**DATASET RECORDS**
_ _ _
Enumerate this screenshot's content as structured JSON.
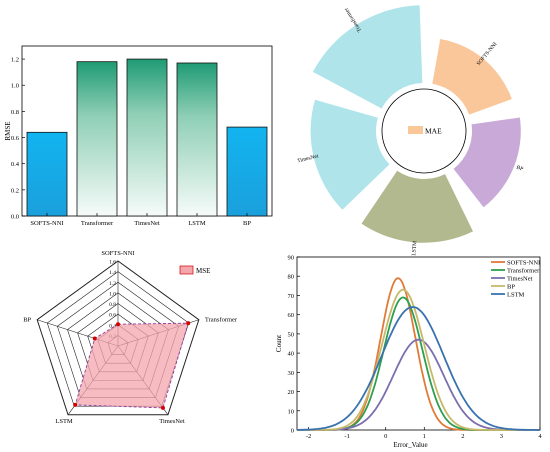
{
  "chart_data": [
    {
      "type": "bar",
      "ylabel": "RMSE",
      "categories": [
        "SOFTS-NNI",
        "Transformer",
        "TimesNet",
        "LSTM",
        "BP"
      ],
      "values": [
        0.64,
        1.18,
        1.2,
        1.17,
        0.68
      ],
      "ylim": [
        0,
        1.3
      ],
      "yticks": [
        "0.0",
        "0.2",
        "0.4",
        "0.6",
        "0.8",
        "1.0",
        "1.2"
      ],
      "colors": [
        "#1aa7e6",
        "#2aa57a",
        "#2aa57a",
        "#2aa57a",
        "#1aa7e6"
      ]
    },
    {
      "type": "pie",
      "legend": "MAE",
      "categories": [
        "Transformer",
        "SOFTS-NNI",
        "BP",
        "LSTM",
        "TimesNet"
      ],
      "values": [
        0.95,
        0.56,
        0.6,
        0.78,
        0.8
      ],
      "colors": [
        "#aee4ea",
        "#f9c79a",
        "#c9a9d8",
        "#b3b98f",
        "#aee4ea"
      ]
    },
    {
      "type": "radar",
      "legend": "MSE",
      "axes": [
        "SOFTS-NNI",
        "Transformer",
        "TimesNet",
        "LSTM",
        "BP"
      ],
      "values": [
        0.41,
        1.39,
        1.44,
        1.37,
        0.46
      ],
      "rmax": 1.6,
      "rticks": [
        "0.2",
        "0.4",
        "0.6",
        "0.8",
        "1.0",
        "1.2",
        "1.4",
        "1.6"
      ],
      "fill": "#f4a6ad",
      "line": "#d40000"
    },
    {
      "type": "line",
      "xlabel": "Error_Value",
      "ylabel": "Count",
      "xlim": [
        -2.3,
        4
      ],
      "ylim": [
        0,
        90
      ],
      "xticks": [
        "-2",
        "-1",
        "0",
        "1",
        "2",
        "3",
        "4"
      ],
      "yticks": [
        "0",
        "10",
        "20",
        "30",
        "40",
        "50",
        "60",
        "70",
        "80",
        "90"
      ],
      "series": [
        {
          "name": "SOFTS-NNI",
          "mean": 0.32,
          "sd": 0.45,
          "peak": 79,
          "color": "#e07b39"
        },
        {
          "name": "Transformer",
          "mean": 0.45,
          "sd": 0.5,
          "peak": 69,
          "color": "#2e9e4f"
        },
        {
          "name": "TimesNet",
          "mean": 0.85,
          "sd": 0.65,
          "peak": 47,
          "color": "#7b6fae"
        },
        {
          "name": "BP",
          "mean": 0.45,
          "sd": 0.55,
          "peak": 73,
          "color": "#c8b96a"
        },
        {
          "name": "LSTM",
          "mean": 0.7,
          "sd": 0.8,
          "peak": 64,
          "color": "#3a72b0"
        }
      ]
    }
  ]
}
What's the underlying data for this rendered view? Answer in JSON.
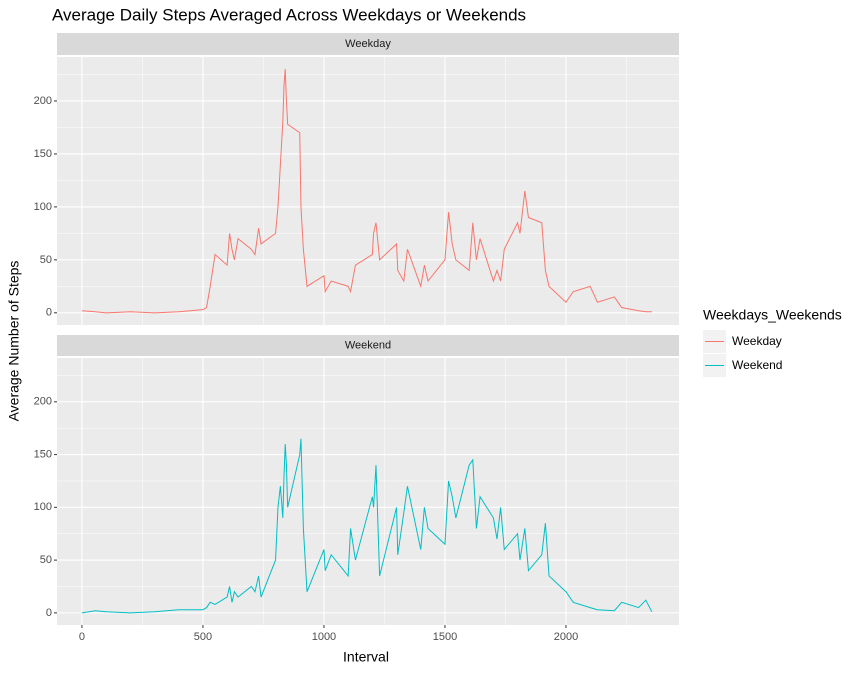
{
  "chart_data": {
    "type": "line",
    "title": "Average Daily Steps Averaged Across Weekdays or Weekends",
    "xlabel": "Interval",
    "ylabel": "Average Number of Steps",
    "legend_title": "Weekdays_Weekends",
    "legend_position": "right",
    "facets": true,
    "grid": true,
    "xlim": [
      -103,
      2467
    ],
    "ylim": [
      -11.5,
      241.5
    ],
    "xticks": [
      0,
      500,
      1000,
      1500,
      2000
    ],
    "yticks": [
      0,
      50,
      100,
      150,
      200
    ],
    "xminor": [
      250,
      750,
      1250,
      1750,
      2250
    ],
    "yminor": [
      25,
      75,
      125,
      175,
      225
    ],
    "x": [
      0,
      55,
      100,
      200,
      300,
      400,
      500,
      515,
      530,
      550,
      600,
      610,
      620,
      630,
      645,
      700,
      715,
      730,
      740,
      800,
      810,
      820,
      830,
      835,
      840,
      845,
      850,
      900,
      905,
      915,
      930,
      1000,
      1005,
      1030,
      1100,
      1110,
      1130,
      1200,
      1205,
      1215,
      1230,
      1300,
      1305,
      1330,
      1345,
      1400,
      1415,
      1430,
      1500,
      1515,
      1530,
      1545,
      1600,
      1615,
      1630,
      1645,
      1700,
      1715,
      1730,
      1745,
      1800,
      1810,
      1830,
      1845,
      1900,
      1915,
      1930,
      2000,
      2030,
      2100,
      2130,
      2200,
      2230,
      2300,
      2330,
      2355
    ],
    "series": [
      {
        "name": "Weekday",
        "color": "#F8766D",
        "values": [
          2,
          1,
          0,
          1,
          0,
          1,
          3,
          5,
          25,
          55,
          45,
          75,
          60,
          50,
          70,
          60,
          55,
          80,
          65,
          75,
          100,
          140,
          180,
          215,
          230,
          200,
          178,
          170,
          100,
          60,
          25,
          35,
          20,
          30,
          25,
          20,
          45,
          55,
          75,
          85,
          50,
          65,
          40,
          30,
          60,
          25,
          45,
          30,
          50,
          95,
          65,
          50,
          40,
          85,
          50,
          70,
          30,
          40,
          30,
          60,
          85,
          75,
          115,
          90,
          85,
          40,
          25,
          10,
          20,
          25,
          10,
          15,
          5,
          2,
          1,
          1
        ]
      },
      {
        "name": "Weekend",
        "color": "#00BFC4",
        "values": [
          0,
          2,
          1,
          0,
          1,
          3,
          3,
          5,
          10,
          8,
          15,
          25,
          10,
          20,
          15,
          25,
          20,
          35,
          15,
          50,
          100,
          120,
          90,
          130,
          160,
          140,
          100,
          150,
          165,
          80,
          20,
          60,
          40,
          55,
          35,
          80,
          50,
          110,
          100,
          140,
          35,
          100,
          55,
          95,
          120,
          60,
          100,
          80,
          65,
          125,
          110,
          90,
          140,
          145,
          80,
          110,
          90,
          70,
          100,
          60,
          75,
          50,
          80,
          40,
          55,
          85,
          35,
          20,
          10,
          5,
          3,
          2,
          10,
          5,
          12,
          1
        ]
      }
    ]
  }
}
_ _ _
**PROBLEM REQUIREMENTS**
Report how many lines in the entries hold the string "name". Nothing but the number is wanted.

**WRITTEN REPLY**
7